* Start *
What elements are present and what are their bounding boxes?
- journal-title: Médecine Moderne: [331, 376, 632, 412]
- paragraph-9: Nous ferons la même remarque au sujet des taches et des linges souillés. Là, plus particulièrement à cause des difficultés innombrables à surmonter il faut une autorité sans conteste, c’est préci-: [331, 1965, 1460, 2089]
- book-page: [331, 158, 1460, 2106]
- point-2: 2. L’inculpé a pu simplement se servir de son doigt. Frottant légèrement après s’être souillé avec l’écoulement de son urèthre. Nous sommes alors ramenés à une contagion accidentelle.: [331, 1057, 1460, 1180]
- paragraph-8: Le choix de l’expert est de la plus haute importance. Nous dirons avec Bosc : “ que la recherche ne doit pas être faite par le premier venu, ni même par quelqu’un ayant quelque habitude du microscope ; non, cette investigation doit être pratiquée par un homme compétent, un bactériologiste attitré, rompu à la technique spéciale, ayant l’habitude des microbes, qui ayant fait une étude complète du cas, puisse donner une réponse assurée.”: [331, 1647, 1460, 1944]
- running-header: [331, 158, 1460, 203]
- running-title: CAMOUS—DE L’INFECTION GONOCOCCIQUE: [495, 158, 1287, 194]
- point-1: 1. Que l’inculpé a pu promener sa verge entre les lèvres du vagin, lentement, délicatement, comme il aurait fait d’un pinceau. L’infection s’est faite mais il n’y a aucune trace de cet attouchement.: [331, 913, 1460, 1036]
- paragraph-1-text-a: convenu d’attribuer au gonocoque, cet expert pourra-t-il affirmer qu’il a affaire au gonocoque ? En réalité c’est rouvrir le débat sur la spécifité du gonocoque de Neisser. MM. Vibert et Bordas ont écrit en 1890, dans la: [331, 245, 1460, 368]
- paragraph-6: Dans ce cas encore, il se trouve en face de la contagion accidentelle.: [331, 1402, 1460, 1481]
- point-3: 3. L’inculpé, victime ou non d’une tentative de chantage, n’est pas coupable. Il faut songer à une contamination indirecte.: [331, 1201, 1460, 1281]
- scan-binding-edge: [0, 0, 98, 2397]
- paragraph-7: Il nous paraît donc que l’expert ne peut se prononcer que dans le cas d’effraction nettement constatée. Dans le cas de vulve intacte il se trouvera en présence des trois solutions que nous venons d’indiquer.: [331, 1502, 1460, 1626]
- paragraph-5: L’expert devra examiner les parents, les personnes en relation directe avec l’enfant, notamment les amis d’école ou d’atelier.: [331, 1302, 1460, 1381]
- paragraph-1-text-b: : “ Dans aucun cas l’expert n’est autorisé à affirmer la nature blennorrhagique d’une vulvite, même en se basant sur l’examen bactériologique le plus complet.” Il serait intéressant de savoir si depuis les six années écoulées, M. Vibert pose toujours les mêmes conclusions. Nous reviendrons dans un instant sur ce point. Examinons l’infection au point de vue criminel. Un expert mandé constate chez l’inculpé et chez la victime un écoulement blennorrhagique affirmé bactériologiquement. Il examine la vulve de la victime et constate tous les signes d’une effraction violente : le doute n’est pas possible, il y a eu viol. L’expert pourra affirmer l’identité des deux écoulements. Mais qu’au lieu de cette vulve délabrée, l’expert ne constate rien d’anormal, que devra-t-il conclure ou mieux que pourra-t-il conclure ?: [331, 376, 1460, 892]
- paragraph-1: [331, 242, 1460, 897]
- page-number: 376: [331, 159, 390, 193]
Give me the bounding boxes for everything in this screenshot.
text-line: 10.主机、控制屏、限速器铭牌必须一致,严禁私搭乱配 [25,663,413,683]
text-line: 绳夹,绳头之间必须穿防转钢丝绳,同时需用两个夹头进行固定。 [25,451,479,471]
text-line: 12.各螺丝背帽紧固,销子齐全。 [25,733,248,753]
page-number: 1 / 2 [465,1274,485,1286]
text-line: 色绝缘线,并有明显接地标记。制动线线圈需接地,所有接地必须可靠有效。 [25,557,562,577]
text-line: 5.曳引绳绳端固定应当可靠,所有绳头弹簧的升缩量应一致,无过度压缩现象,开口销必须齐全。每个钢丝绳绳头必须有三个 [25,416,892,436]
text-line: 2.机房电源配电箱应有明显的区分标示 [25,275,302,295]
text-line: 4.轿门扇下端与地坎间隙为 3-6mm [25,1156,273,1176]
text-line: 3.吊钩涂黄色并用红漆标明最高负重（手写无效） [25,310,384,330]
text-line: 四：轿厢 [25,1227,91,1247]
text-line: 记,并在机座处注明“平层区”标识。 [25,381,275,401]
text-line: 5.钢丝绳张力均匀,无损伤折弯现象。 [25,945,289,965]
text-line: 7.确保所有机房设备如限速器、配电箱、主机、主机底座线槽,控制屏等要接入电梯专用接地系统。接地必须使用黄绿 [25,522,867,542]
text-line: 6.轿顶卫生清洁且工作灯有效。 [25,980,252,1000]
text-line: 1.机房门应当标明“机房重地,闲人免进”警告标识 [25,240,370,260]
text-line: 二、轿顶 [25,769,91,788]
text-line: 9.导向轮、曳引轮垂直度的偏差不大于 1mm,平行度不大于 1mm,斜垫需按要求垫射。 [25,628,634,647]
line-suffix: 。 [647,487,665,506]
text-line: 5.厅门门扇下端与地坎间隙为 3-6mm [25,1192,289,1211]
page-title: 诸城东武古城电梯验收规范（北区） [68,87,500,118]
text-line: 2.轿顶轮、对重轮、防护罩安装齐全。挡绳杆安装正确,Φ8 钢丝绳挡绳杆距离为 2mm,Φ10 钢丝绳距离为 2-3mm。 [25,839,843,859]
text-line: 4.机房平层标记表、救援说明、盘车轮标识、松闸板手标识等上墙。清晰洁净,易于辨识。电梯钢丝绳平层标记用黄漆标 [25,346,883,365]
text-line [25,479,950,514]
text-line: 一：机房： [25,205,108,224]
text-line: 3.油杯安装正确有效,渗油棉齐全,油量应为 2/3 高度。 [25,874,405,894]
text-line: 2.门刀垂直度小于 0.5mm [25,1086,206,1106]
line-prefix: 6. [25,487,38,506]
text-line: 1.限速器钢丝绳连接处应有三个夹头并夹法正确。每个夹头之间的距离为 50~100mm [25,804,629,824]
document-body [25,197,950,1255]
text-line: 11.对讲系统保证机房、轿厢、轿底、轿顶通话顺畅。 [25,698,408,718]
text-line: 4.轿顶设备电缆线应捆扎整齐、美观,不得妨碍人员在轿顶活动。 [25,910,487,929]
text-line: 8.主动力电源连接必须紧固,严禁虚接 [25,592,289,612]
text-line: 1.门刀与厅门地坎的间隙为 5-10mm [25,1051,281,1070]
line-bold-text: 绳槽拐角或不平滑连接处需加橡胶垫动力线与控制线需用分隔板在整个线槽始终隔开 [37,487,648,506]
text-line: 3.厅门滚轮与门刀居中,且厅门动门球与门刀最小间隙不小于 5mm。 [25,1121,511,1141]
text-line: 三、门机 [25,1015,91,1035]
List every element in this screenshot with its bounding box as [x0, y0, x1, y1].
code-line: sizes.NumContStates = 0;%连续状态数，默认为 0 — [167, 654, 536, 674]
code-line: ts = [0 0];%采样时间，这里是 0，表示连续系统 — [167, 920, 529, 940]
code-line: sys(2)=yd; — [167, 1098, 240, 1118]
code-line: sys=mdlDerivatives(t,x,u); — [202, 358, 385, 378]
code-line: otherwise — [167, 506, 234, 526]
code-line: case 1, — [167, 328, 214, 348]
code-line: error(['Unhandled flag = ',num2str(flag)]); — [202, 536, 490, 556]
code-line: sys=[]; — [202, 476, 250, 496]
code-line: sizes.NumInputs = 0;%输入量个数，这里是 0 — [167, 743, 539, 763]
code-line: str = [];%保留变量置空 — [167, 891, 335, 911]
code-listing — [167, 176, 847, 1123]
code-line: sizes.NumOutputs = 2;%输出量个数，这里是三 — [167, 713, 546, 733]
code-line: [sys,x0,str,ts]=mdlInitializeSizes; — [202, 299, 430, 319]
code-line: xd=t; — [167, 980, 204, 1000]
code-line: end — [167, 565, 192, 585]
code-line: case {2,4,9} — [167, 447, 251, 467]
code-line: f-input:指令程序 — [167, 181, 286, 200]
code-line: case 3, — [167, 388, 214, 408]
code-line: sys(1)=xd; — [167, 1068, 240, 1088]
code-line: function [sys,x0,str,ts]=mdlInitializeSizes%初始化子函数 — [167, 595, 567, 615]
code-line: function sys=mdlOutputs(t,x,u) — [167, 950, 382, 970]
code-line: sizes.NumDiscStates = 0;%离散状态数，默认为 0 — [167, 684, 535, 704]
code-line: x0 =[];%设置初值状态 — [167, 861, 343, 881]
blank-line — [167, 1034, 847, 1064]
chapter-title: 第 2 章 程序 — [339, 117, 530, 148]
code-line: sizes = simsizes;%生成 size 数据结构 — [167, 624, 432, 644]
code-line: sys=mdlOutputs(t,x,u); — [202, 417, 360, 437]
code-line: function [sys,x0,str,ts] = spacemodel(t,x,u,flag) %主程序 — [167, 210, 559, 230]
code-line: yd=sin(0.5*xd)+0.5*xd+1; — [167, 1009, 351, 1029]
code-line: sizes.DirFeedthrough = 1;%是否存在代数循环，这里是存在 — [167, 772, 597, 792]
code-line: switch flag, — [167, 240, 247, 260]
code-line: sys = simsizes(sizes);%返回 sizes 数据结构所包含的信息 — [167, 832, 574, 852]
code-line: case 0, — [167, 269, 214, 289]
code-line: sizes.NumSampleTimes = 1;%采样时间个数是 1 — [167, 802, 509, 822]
* End *
What is required >> Copy out the lines of the items above exactly, from the very first line through the line that contains "- paragraph-7: Il", both included.

Answer to the task >>
What elements are present and what are their bounding boxes?
- journal-title: Médecine Moderne: [331, 376, 632, 412]
- paragraph-9: Nous ferons la même remarque au sujet des taches et des linges souillés. Là, plus particulièrement à cause des difficultés innombrables à surmonter il faut une autorité sans conteste, c’est préci-: [331, 1965, 1460, 2089]
- book-page: [331, 158, 1460, 2106]
- point-2: 2. L’inculpé a pu simplement se servir de son doigt. Frottant légèrement après s’être souillé avec l’écoulement de son urèthre. Nous sommes alors ramenés à une contagion accidentelle.: [331, 1057, 1460, 1180]
- paragraph-8: Le choix de l’expert est de la plus haute importance. Nous dirons avec Bosc : “ que la recherche ne doit pas être faite par le premier venu, ni même par quelqu’un ayant quelque habitude du microscope ; non, cette investigation doit être pratiquée par un homme compétent, un bactériologiste attitré, rompu à la technique spéciale, ayant l’habitude des microbes, qui ayant fait une étude complète du cas, puisse donner une réponse assurée.”: [331, 1647, 1460, 1944]
- running-header: [331, 158, 1460, 203]
- running-title: CAMOUS—DE L’INFECTION GONOCOCCIQUE: [495, 158, 1287, 194]
- point-1: 1. Que l’inculpé a pu promener sa verge entre les lèvres du vagin, lentement, délicatement, comme il aurait fait d’un pinceau. L’infection s’est faite mais il n’y a aucune trace de cet attouchement.: [331, 913, 1460, 1036]
- paragraph-1-text-a: convenu d’attribuer au gonocoque, cet expert pourra-t-il affirmer qu’il a affaire au gonocoque ? En réalité c’est rouvrir le débat sur la spécifité du gonocoque de Neisser. MM. Vibert et Bordas ont écrit en 1890, dans la: [331, 245, 1460, 368]
- paragraph-6: Dans ce cas encore, il se trouve en face de la contagion accidentelle.: [331, 1402, 1460, 1481]
- point-3: 3. L’inculpé, victime ou non d’une tentative de chantage, n’est pas coupable. Il faut songer à une contamination indirecte.: [331, 1201, 1460, 1281]
- scan-binding-edge: [0, 0, 98, 2397]
- paragraph-7: Il nous paraît donc que l’expert ne peut se prononcer que dans le cas d’effraction nettement constatée. Dans le cas de vulve intacte il se trouvera en présence des trois solutions que nous venons d’indiquer.: [331, 1502, 1460, 1626]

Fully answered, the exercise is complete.